··· EXTRACTED ENTRIES
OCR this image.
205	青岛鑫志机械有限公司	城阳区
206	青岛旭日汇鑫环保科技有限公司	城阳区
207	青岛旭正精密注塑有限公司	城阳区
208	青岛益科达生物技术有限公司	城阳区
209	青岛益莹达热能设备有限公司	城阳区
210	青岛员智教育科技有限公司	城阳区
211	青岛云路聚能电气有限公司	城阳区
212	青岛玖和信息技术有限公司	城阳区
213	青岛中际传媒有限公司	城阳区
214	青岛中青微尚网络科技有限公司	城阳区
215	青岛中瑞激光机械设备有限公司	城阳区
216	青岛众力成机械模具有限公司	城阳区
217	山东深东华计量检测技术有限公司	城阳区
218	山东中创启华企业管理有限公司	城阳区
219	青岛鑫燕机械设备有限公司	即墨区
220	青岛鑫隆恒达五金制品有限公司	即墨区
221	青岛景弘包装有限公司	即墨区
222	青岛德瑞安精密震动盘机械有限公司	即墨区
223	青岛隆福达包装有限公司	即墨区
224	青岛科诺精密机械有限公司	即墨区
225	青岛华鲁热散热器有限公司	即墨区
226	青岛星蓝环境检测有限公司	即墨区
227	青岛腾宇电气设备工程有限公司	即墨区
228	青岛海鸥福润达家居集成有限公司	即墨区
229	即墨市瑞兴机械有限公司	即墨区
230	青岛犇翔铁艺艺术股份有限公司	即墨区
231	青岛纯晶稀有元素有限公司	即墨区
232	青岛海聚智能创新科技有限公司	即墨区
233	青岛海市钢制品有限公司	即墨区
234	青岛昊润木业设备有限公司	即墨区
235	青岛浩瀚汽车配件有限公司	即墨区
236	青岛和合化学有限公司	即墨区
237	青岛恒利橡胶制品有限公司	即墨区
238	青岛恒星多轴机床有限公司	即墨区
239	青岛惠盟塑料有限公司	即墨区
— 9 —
······
- YOUR TASK
Your task is to output all of the data above word for word.

- TASK OUTPUT
OCR this image.
205	青岛鑫志机械有限公司	城阳区
206	青岛旭日汇鑫环保科技有限公司	城阳区
207	青岛旭正精密注塑有限公司	城阳区
208	青岛益科达生物技术有限公司	城阳区
209	青岛益莹达热能设备有限公司	城阳区
210	青岛员智教育科技有限公司	城阳区
211	青岛云路聚能电气有限公司	城阳区
212	青岛玖和信息技术有限公司	城阳区
213	青岛中际传媒有限公司	城阳区
214	青岛中青微尚网络科技有限公司	城阳区
215	青岛中瑞激光机械设备有限公司	城阳区
216	青岛众力成机械模具有限公司	城阳区
217	山东深东华计量检测技术有限公司	城阳区
218	山东中创启华企业管理有限公司	城阳区
219	青岛鑫燕机械设备有限公司	即墨区
220	青岛鑫隆恒达五金制品有限公司	即墨区
221	青岛景弘包装有限公司	即墨区
222	青岛德瑞安精密震动盘机械有限公司	即墨区
223	青岛隆福达包装有限公司	即墨区
224	青岛科诺精密机械有限公司	即墨区
225	青岛华鲁热散热器有限公司	即墨区
226	青岛星蓝环境检测有限公司	即墨区
227	青岛腾宇电气设备工程有限公司	即墨区
228	青岛海鸥福润达家居集成有限公司	即墨区
229	即墨市瑞兴机械有限公司	即墨区
230	青岛犇翔铁艺艺术股份有限公司	即墨区
231	青岛纯晶稀有元素有限公司	即墨区
232	青岛海聚智能创新科技有限公司	即墨区
233	青岛海市钢制品有限公司	即墨区
234	青岛昊润木业设备有限公司	即墨区
235	青岛浩瀚汽车配件有限公司	即墨区
236	青岛和合化学有限公司	即墨区
237	青岛恒利橡胶制品有限公司	即墨区
238	青岛恒星多轴机床有限公司	即墨区
239	青岛惠盟塑料有限公司	即墨区
— 9 —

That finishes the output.